TASK DESCRIPTION —
Please print the full listing exactly.
___ INPUT RECORDS
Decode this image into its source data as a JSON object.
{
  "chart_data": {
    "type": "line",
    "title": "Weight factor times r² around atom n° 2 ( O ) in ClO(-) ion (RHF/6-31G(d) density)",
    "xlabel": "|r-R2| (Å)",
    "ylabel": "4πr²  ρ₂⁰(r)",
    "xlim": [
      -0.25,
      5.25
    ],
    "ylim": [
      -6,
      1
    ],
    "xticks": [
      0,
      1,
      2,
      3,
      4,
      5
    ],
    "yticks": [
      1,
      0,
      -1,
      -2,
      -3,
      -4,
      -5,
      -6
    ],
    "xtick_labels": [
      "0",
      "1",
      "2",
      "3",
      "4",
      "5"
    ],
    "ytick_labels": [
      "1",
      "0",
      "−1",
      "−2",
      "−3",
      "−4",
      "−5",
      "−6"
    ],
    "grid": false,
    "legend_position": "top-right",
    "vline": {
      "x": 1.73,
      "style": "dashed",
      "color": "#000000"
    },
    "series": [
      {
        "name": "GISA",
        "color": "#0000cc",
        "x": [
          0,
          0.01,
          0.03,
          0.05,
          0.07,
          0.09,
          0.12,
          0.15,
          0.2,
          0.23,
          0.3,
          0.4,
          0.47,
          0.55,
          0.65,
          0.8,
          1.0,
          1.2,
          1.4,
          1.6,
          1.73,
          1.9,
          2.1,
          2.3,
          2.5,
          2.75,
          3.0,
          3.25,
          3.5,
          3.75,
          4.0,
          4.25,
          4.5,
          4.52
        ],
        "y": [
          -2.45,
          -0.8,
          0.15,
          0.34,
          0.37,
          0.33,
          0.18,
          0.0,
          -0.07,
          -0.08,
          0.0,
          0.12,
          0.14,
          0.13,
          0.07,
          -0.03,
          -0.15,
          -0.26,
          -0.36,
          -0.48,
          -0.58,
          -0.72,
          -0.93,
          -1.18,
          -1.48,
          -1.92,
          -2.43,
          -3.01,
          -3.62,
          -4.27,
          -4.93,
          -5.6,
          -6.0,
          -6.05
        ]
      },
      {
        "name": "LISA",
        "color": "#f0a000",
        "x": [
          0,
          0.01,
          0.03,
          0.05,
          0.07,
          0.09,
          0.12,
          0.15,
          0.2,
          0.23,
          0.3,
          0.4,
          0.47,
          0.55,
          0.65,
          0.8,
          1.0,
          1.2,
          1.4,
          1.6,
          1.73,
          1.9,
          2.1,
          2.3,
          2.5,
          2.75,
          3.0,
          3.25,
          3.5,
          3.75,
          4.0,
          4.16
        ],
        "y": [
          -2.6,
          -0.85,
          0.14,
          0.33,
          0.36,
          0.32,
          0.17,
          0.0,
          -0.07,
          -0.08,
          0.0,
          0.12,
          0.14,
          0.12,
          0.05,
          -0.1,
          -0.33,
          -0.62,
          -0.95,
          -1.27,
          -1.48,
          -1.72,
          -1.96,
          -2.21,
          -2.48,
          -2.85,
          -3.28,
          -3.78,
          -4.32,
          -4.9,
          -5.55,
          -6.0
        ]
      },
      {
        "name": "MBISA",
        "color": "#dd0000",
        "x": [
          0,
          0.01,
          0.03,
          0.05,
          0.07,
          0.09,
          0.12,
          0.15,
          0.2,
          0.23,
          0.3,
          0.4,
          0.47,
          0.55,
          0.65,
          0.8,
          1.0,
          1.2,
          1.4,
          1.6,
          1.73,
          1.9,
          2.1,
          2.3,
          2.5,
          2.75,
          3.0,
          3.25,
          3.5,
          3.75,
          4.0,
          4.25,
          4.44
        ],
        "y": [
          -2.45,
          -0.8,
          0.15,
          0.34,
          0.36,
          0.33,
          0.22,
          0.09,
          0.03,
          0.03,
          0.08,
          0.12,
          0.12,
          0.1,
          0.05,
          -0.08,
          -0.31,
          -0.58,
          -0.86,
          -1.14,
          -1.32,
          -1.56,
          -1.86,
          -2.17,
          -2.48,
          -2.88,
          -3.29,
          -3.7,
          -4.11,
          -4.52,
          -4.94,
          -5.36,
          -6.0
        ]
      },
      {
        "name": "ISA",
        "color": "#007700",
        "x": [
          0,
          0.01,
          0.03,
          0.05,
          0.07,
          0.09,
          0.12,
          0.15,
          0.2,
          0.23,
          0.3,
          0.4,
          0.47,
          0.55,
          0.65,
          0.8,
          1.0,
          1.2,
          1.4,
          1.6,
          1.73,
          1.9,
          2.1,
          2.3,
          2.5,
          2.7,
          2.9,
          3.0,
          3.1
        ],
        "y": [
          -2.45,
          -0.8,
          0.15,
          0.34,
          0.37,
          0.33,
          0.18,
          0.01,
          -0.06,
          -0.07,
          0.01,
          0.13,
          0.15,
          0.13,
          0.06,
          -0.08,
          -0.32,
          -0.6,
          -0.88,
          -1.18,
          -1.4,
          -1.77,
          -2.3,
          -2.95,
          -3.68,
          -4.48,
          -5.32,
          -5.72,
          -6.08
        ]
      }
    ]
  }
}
______
THE REPLY —
Decode this image into its source data as a JSON object.
{
  "chart_data": {
    "type": "line",
    "title": "Weight factor times r² around atom n° 2 ( O ) in ClO(-) ion (RHF/6-31G(d) density)",
    "xlabel": "|r-R2| (Å)",
    "ylabel": "4πr²  ρ₂⁰(r)",
    "xlim": [
      -0.25,
      5.25
    ],
    "ylim": [
      -6,
      1
    ],
    "xticks": [
      0,
      1,
      2,
      3,
      4,
      5
    ],
    "yticks": [
      1,
      0,
      -1,
      -2,
      -3,
      -4,
      -5,
      -6
    ],
    "xtick_labels": [
      "0",
      "1",
      "2",
      "3",
      "4",
      "5"
    ],
    "ytick_labels": [
      "1",
      "0",
      "−1",
      "−2",
      "−3",
      "−4",
      "−5",
      "−6"
    ],
    "grid": false,
    "legend_position": "top-right",
    "vline": {
      "x": 1.73,
      "style": "dashed",
      "color": "#000000"
    },
    "series": [
      {
        "name": "GISA",
        "color": "#0000cc",
        "x": [
          0,
          0.01,
          0.03,
          0.05,
          0.07,
          0.09,
          0.12,
          0.15,
          0.2,
          0.23,
          0.3,
          0.4,
          0.47,
          0.55,
          0.65,
          0.8,
          1.0,
          1.2,
          1.4,
          1.6,
          1.73,
          1.9,
          2.1,
          2.3,
          2.5,
          2.75,
          3.0,
          3.25,
          3.5,
          3.75,
          4.0,
          4.25,
          4.5,
          4.52
        ],
        "y": [
          -2.45,
          -0.8,
          0.15,
          0.34,
          0.37,
          0.33,
          0.18,
          0.0,
          -0.07,
          -0.08,
          0.0,
          0.12,
          0.14,
          0.13,
          0.07,
          -0.03,
          -0.15,
          -0.26,
          -0.36,
          -0.48,
          -0.58,
          -0.72,
          -0.93,
          -1.18,
          -1.48,
          -1.92,
          -2.43,
          -3.01,
          -3.62,
          -4.27,
          -4.93,
          -5.6,
          -6.0,
          -6.05
        ]
      },
      {
        "name": "LISA",
        "color": "#f0a000",
        "x": [
          0,
          0.01,
          0.03,
          0.05,
          0.07,
          0.09,
          0.12,
          0.15,
          0.2,
          0.23,
          0.3,
          0.4,
          0.47,
          0.55,
          0.65,
          0.8,
          1.0,
          1.2,
          1.4,
          1.6,
          1.73,
          1.9,
          2.1,
          2.3,
          2.5,
          2.75,
          3.0,
          3.25,
          3.5,
          3.75,
          4.0,
          4.16
        ],
        "y": [
          -2.6,
          -0.85,
          0.14,
          0.33,
          0.36,
          0.32,
          0.17,
          0.0,
          -0.07,
          -0.08,
          0.0,
          0.12,
          0.14,
          0.12,
          0.05,
          -0.1,
          -0.33,
          -0.62,
          -0.95,
          -1.27,
          -1.48,
          -1.72,
          -1.96,
          -2.21,
          -2.48,
          -2.85,
          -3.28,
          -3.78,
          -4.32,
          -4.9,
          -5.55,
          -6.0
        ]
      },
      {
        "name": "MBISA",
        "color": "#dd0000",
        "x": [
          0,
          0.01,
          0.03,
          0.05,
          0.07,
          0.09,
          0.12,
          0.15,
          0.2,
          0.23,
          0.3,
          0.4,
          0.47,
          0.55,
          0.65,
          0.8,
          1.0,
          1.2,
          1.4,
          1.6,
          1.73,
          1.9,
          2.1,
          2.3,
          2.5,
          2.75,
          3.0,
          3.25,
          3.5,
          3.75,
          4.0,
          4.25,
          4.44
        ],
        "y": [
          -2.45,
          -0.8,
          0.15,
          0.34,
          0.36,
          0.33,
          0.22,
          0.09,
          0.03,
          0.03,
          0.08,
          0.12,
          0.12,
          0.1,
          0.05,
          -0.08,
          -0.31,
          -0.58,
          -0.86,
          -1.14,
          -1.32,
          -1.56,
          -1.86,
          -2.17,
          -2.48,
          -2.88,
          -3.29,
          -3.7,
          -4.11,
          -4.52,
          -4.94,
          -5.36,
          -6.0
        ]
      },
      {
        "name": "ISA",
        "color": "#007700",
        "x": [
          0,
          0.01,
          0.03,
          0.05,
          0.07,
          0.09,
          0.12,
          0.15,
          0.2,
          0.23,
          0.3,
          0.4,
          0.47,
          0.55,
          0.65,
          0.8,
          1.0,
          1.2,
          1.4,
          1.6,
          1.73,
          1.9,
          2.1,
          2.3,
          2.5,
          2.7,
          2.9,
          3.0,
          3.1
        ],
        "y": [
          -2.45,
          -0.8,
          0.15,
          0.34,
          0.37,
          0.33,
          0.18,
          0.01,
          -0.06,
          -0.07,
          0.01,
          0.13,
          0.15,
          0.13,
          0.06,
          -0.08,
          -0.32,
          -0.6,
          -0.88,
          -1.18,
          -1.4,
          -1.77,
          -2.3,
          -2.95,
          -3.68,
          -4.48,
          -5.32,
          -5.72,
          -6.08
        ]
      }
    ]
  }
}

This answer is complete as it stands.